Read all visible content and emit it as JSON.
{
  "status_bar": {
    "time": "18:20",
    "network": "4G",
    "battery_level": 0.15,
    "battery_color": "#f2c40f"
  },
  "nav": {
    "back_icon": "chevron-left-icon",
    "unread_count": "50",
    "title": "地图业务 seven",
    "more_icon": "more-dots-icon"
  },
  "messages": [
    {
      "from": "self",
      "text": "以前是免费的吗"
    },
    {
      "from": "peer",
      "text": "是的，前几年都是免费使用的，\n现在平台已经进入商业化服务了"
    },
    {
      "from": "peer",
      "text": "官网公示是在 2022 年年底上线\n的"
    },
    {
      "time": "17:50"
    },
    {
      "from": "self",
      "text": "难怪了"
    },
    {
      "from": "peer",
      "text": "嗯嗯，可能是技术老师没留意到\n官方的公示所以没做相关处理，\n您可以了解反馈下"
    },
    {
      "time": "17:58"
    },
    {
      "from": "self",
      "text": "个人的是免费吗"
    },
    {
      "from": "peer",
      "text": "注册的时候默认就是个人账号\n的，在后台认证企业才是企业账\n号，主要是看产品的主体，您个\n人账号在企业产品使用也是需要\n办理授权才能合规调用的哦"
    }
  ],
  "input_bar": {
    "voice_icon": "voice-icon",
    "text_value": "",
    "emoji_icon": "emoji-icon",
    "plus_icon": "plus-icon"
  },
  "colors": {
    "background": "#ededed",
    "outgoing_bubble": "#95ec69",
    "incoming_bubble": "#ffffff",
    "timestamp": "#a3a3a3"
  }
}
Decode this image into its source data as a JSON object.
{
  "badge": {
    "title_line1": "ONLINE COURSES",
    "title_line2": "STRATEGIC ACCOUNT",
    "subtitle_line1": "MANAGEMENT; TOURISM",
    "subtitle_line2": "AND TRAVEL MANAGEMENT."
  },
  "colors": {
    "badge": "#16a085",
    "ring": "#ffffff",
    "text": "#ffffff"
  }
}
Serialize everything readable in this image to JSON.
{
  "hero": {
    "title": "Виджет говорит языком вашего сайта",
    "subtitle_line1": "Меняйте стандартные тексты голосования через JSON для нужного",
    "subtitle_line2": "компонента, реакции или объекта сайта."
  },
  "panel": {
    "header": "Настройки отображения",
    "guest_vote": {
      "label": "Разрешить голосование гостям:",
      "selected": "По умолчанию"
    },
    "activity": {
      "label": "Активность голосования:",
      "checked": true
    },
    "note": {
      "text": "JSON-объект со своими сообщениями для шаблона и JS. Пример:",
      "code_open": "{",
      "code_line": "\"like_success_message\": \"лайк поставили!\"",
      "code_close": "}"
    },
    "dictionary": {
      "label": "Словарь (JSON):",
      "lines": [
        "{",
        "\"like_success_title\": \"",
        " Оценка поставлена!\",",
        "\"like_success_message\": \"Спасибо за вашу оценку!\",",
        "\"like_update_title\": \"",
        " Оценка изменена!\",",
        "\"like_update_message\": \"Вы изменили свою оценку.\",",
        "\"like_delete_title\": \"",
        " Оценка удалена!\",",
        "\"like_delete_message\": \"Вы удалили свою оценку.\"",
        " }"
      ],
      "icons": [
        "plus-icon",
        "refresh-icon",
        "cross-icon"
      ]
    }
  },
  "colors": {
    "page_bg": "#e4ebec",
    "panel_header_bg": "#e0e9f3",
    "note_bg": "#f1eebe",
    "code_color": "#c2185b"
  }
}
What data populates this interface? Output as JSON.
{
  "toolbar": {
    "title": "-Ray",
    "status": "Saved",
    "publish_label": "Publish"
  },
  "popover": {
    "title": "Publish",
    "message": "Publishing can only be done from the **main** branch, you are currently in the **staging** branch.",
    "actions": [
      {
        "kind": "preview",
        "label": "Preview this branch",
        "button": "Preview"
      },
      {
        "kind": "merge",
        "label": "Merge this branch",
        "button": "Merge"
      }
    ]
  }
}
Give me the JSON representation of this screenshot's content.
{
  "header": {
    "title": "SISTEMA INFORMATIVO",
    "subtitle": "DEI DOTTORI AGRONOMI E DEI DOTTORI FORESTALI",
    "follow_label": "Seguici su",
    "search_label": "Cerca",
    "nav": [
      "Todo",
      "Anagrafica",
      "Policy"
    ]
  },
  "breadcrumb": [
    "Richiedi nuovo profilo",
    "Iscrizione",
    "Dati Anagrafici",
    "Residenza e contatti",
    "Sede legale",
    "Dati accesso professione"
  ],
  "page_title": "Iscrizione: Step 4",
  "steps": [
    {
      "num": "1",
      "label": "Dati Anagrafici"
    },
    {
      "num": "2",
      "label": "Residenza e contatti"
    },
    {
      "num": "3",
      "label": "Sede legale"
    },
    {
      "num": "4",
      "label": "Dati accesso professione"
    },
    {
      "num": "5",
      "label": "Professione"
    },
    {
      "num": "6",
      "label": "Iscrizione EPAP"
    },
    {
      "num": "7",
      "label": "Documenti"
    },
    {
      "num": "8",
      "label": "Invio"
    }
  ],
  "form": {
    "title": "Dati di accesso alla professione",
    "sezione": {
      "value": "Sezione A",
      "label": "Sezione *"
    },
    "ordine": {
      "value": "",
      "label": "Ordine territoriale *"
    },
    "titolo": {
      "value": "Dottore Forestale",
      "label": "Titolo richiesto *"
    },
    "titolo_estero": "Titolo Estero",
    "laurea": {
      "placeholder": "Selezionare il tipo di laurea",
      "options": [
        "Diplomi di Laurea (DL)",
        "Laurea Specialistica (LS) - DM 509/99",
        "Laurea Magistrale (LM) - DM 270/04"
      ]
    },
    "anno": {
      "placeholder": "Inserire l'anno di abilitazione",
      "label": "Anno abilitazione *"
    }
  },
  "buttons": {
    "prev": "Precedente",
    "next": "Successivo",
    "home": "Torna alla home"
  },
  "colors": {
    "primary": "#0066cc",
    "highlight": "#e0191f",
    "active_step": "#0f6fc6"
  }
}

···

→ Exercise prompt
Reproduce each record shown above without altering a single word.

→ Solution for this problem
Read all visible content and emit it as JSON.
{
  "status_bar": {
    "time": "18:20",
    "network": "4G",
    "battery_level": 0.15,
    "battery_color": "#f2c40f"
  },
  "nav": {
    "back_icon": "chevron-left-icon",
    "unread_count": "50",
    "title": "地图业务 seven",
    "more_icon": "more-dots-icon"
  },
  "messages": [
    {
      "from": "self",
      "text": "以前是免费的吗"
    },
    {
      "from": "peer",
      "text": "是的，前几年都是免费使用的，\n现在平台已经进入商业化服务了"
    },
    {
      "from": "peer",
      "text": "官网公示是在 2022 年年底上线\n的"
    },
    {
      "time": "17:50"
    },
    {
      "from": "self",
      "text": "难怪了"
    },
    {
      "from": "peer",
      "text": "嗯嗯，可能是技术老师没留意到\n官方的公示所以没做相关处理，\n您可以了解反馈下"
    },
    {
      "time": "17:58"
    },
    {
      "from": "self",
      "text": "个人的是免费吗"
    },
    {
      "from": "peer",
      "text": "注册的时候默认就是个人账号\n的，在后台认证企业才是企业账\n号，主要是看产品的主体，您个\n人账号在企业产品使用也是需要\n办理授权才能合规调用的哦"
    }
  ],
  "input_bar": {
    "voice_icon": "voice-icon",
    "text_value": "",
    "emoji_icon": "emoji-icon",
    "plus_icon": "plus-icon"
  },
  "colors": {
    "background": "#ededed",
    "outgoing_bubble": "#95ec69",
    "incoming_bubble": "#ffffff",
    "timestamp": "#a3a3a3"
  }
}
Decode this image into its source data as a JSON object.
{
  "badge": {
    "title_line1": "ONLINE COURSES",
    "title_line2": "STRATEGIC ACCOUNT",
    "subtitle_line1": "MANAGEMENT; TOURISM",
    "subtitle_line2": "AND TRAVEL MANAGEMENT."
  },
  "colors": {
    "badge": "#16a085",
    "ring": "#ffffff",
    "text": "#ffffff"
  }
}
Serialize everything readable in this image to JSON.
{
  "hero": {
    "title": "Виджет говорит языком вашего сайта",
    "subtitle_line1": "Меняйте стандартные тексты голосования через JSON для нужного",
    "subtitle_line2": "компонента, реакции или объекта сайта."
  },
  "panel": {
    "header": "Настройки отображения",
    "guest_vote": {
      "label": "Разрешить голосование гостям:",
      "selected": "По умолчанию"
    },
    "activity": {
      "label": "Активность голосования:",
      "checked": true
    },
    "note": {
      "text": "JSON-объект со своими сообщениями для шаблона и JS. Пример:",
      "code_open": "{",
      "code_line": "\"like_success_message\": \"лайк поставили!\"",
      "code_close": "}"
    },
    "dictionary": {
      "label": "Словарь (JSON):",
      "lines": [
        "{",
        "\"like_success_title\": \"",
        " Оценка поставлена!\",",
        "\"like_success_message\": \"Спасибо за вашу оценку!\",",
        "\"like_update_title\": \"",
        " Оценка изменена!\",",
        "\"like_update_message\": \"Вы изменили свою оценку.\",",
        "\"like_delete_title\": \"",
        " Оценка удалена!\",",
        "\"like_delete_message\": \"Вы удалили свою оценку.\"",
        " }"
      ],
      "icons": [
        "plus-icon",
        "refresh-icon",
        "cross-icon"
      ]
    }
  },
  "colors": {
    "page_bg": "#e4ebec",
    "panel_header_bg": "#e0e9f3",
    "note_bg": "#f1eebe",
    "code_color": "#c2185b"
  }
}
What data populates this interface? Output as JSON.
{
  "toolbar": {
    "title": "-Ray",
    "status": "Saved",
    "publish_label": "Publish"
  },
  "popover": {
    "title": "Publish",
    "message": "Publishing can only be done from the **main** branch, you are currently in the **staging** branch.",
    "actions": [
      {
        "kind": "preview",
        "label": "Preview this branch",
        "button": "Preview"
      },
      {
        "kind": "merge",
        "label": "Merge this branch",
        "button": "Merge"
      }
    ]
  }
}
Give me the JSON representation of this screenshot's content.
{
  "header": {
    "title": "SISTEMA INFORMATIVO",
    "subtitle": "DEI DOTTORI AGRONOMI E DEI DOTTORI FORESTALI",
    "follow_label": "Seguici su",
    "search_label": "Cerca",
    "nav": [
      "Todo",
      "Anagrafica",
      "Policy"
    ]
  },
  "breadcrumb": [
    "Richiedi nuovo profilo",
    "Iscrizione",
    "Dati Anagrafici",
    "Residenza e contatti",
    "Sede legale",
    "Dati accesso professione"
  ],
  "page_title": "Iscrizione: Step 4",
  "steps": [
    {
      "num": "1",
      "label": "Dati Anagrafici"
    },
    {
      "num": "2",
      "label": "Residenza e contatti"
    },
    {
      "num": "3",
      "label": "Sede legale"
    },
    {
      "num": "4",
      "label": "Dati accesso professione"
    },
    {
      "num": "5",
      "label": "Professione"
    },
    {
      "num": "6",
      "label": "Iscrizione EPAP"
    },
    {
      "num": "7",
      "label": "Documenti"
    },
    {
      "num": "8",
      "label": "Invio"
    }
  ],
  "form": {
    "title": "Dati di accesso alla professione",
    "sezione": {
      "value": "Sezione A",
      "label": "Sezione *"
    },
    "ordine": {
      "value": "",
      "label": "Ordine territoriale *"
    },
    "titolo": {
      "value": "Dottore Forestale",
      "label": "Titolo richiesto *"
    },
    "titolo_estero": "Titolo Estero",
    "laurea": {
      "placeholder": "Selezionare il tipo di laurea",
      "options": [
        "Diplomi di Laurea (DL)",
        "Laurea Specialistica (LS) - DM 509/99",
        "Laurea Magistrale (LM) - DM 270/04"
      ]
    },
    "anno": {
      "placeholder": "Inserire l'anno di abilitazione",
      "label": "Anno abilitazione *"
    }
  },
  "buttons": {
    "prev": "Precedente",
    "next": "Successivo",
    "home": "Torna alla home"
  },
  "colors": {
    "primary": "#0066cc",
    "highlight": "#e0191f",
    "active_step": "#0f6fc6"
  }
}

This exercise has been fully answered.